* start *
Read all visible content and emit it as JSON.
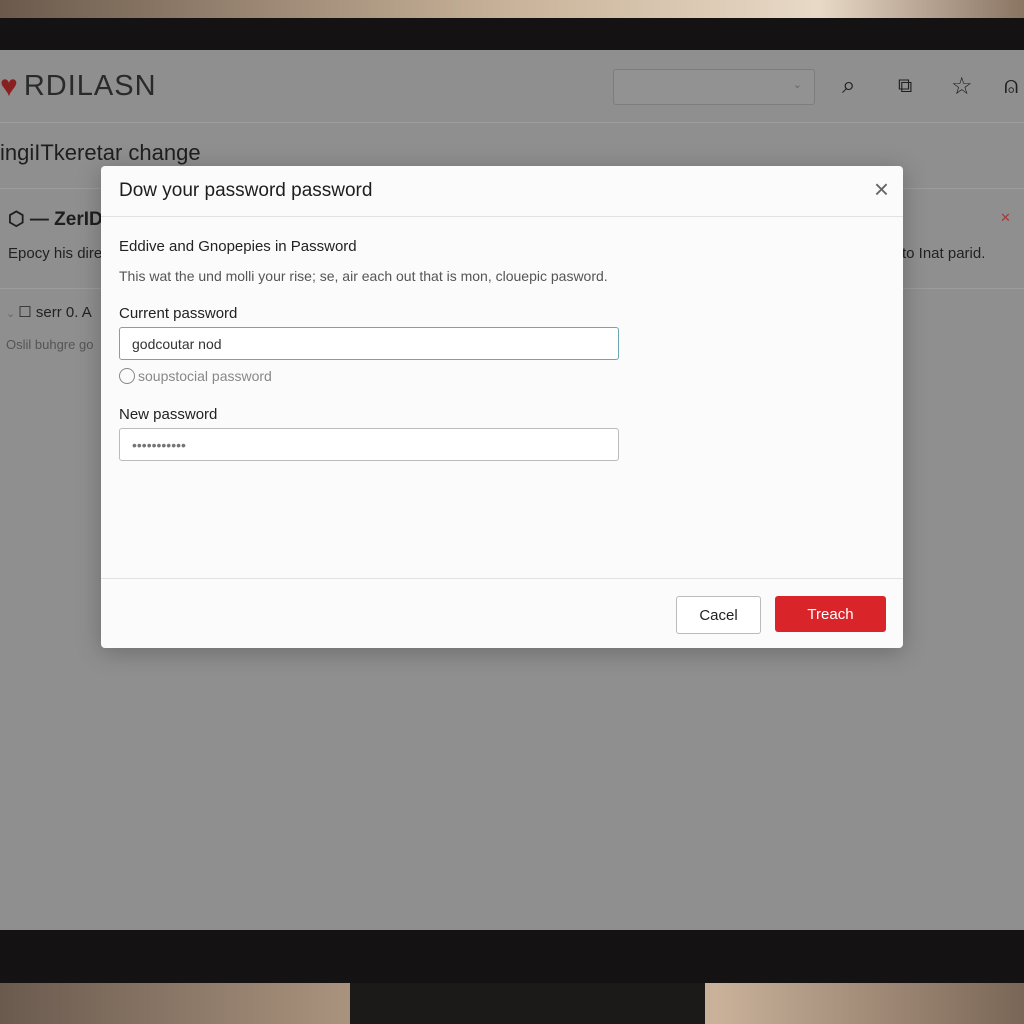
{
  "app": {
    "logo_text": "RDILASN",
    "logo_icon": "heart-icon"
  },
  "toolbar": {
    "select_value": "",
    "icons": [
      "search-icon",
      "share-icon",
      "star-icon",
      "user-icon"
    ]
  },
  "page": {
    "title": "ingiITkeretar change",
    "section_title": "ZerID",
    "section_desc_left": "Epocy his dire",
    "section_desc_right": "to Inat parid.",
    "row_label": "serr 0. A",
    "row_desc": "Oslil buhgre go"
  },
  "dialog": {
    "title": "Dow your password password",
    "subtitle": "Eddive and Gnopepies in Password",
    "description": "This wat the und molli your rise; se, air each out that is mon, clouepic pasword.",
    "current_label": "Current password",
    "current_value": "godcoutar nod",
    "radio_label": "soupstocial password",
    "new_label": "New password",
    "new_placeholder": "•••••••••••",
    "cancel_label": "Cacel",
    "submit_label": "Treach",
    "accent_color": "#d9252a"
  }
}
* end *
* start *
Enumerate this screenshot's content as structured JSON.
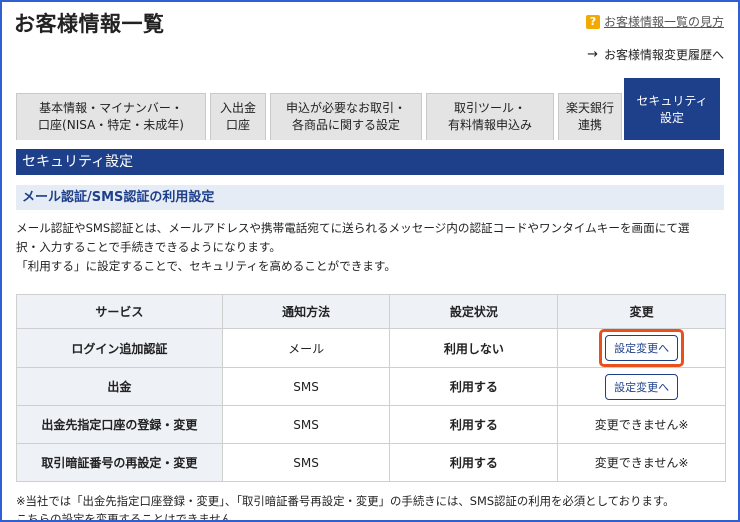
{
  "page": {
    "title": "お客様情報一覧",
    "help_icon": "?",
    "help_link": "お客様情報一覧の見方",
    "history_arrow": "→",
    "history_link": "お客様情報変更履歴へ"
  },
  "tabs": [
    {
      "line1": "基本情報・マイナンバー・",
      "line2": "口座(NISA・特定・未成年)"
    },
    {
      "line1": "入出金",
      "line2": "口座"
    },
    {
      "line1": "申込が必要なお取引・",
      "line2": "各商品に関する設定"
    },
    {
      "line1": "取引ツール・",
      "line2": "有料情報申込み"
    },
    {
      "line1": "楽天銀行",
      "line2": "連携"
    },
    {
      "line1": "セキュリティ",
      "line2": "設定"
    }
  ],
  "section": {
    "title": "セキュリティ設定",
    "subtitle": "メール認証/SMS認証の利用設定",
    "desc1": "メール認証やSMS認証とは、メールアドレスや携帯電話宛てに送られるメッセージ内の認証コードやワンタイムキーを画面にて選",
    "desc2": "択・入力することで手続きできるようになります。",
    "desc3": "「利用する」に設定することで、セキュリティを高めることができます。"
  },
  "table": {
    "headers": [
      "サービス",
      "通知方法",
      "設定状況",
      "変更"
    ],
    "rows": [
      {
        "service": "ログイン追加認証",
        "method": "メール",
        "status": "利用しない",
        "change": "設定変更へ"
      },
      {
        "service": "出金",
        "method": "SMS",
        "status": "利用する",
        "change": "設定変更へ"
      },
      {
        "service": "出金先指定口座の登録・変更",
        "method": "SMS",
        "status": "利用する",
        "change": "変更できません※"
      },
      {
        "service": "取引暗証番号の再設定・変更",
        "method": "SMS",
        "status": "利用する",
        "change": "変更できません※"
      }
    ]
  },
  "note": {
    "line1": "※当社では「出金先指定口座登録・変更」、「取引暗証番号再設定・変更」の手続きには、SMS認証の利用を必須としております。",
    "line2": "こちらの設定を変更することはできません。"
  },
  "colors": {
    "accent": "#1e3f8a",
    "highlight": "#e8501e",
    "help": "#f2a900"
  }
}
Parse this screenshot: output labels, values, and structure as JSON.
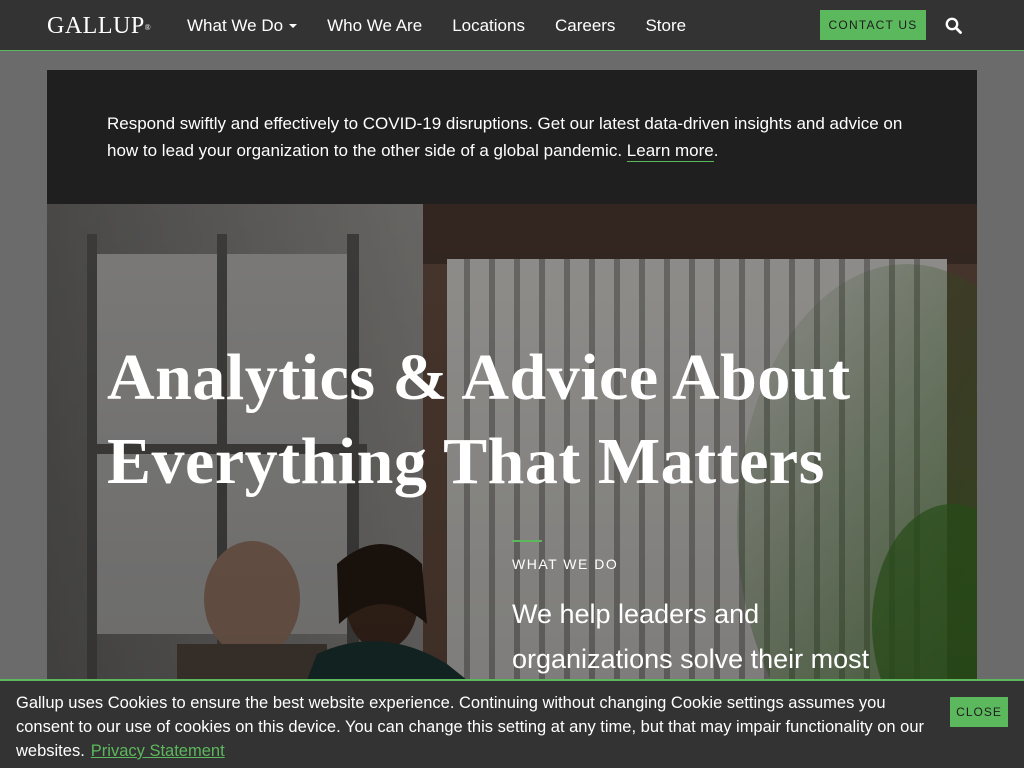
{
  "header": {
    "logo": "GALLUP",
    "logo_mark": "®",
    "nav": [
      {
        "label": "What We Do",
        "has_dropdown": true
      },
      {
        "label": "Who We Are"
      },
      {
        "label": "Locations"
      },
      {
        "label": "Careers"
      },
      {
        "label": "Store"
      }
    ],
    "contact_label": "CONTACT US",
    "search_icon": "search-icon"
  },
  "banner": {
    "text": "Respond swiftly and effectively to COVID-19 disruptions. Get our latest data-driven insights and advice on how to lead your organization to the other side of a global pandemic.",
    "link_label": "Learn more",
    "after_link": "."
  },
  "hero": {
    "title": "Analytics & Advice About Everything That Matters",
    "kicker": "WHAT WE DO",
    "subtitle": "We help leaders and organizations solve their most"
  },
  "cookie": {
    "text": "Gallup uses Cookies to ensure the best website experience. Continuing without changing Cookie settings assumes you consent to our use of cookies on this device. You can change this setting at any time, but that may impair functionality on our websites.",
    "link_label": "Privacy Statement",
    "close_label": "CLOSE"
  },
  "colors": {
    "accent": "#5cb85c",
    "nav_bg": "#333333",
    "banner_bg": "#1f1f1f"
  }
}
* end *
* start *
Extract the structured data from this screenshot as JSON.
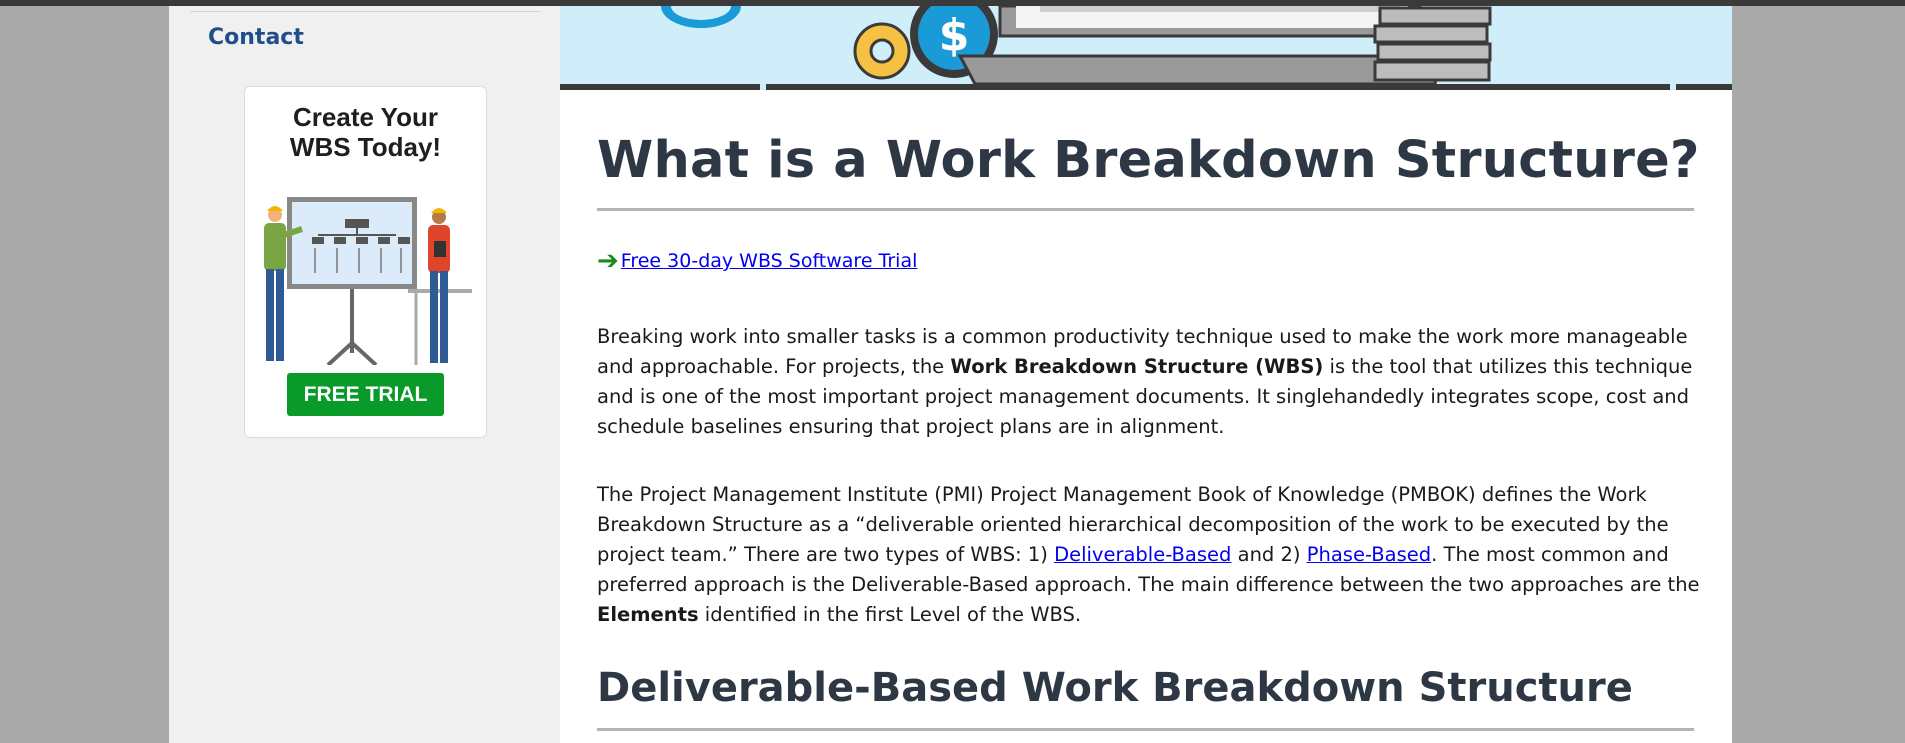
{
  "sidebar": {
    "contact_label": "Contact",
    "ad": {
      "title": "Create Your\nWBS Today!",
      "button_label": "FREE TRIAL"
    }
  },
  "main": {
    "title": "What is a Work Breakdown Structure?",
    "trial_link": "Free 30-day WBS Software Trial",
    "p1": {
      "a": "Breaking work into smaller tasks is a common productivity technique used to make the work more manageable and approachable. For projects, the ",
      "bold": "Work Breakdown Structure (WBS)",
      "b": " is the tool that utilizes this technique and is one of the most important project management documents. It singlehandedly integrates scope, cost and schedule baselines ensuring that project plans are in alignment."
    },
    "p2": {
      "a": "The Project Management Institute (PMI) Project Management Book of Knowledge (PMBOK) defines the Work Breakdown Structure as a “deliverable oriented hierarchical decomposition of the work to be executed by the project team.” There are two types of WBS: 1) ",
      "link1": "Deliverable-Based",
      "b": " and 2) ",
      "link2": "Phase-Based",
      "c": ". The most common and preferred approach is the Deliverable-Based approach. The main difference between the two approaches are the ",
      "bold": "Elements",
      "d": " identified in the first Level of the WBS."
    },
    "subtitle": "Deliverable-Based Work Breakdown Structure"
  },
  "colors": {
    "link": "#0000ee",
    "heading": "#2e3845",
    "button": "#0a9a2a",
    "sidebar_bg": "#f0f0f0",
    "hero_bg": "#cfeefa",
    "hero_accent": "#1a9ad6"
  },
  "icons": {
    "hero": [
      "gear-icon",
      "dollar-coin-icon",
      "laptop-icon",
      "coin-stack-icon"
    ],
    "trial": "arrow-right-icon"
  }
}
* end *
### Prompt
Search the lines above for the string "screenshot" and copy each line that has it.

### Solution to this problem
Enumerate this screenshot's content as structured JSON.
Parse this screenshot: output labels, values, and structure as JSON.
Extract the structured data from this screenshot as JSON.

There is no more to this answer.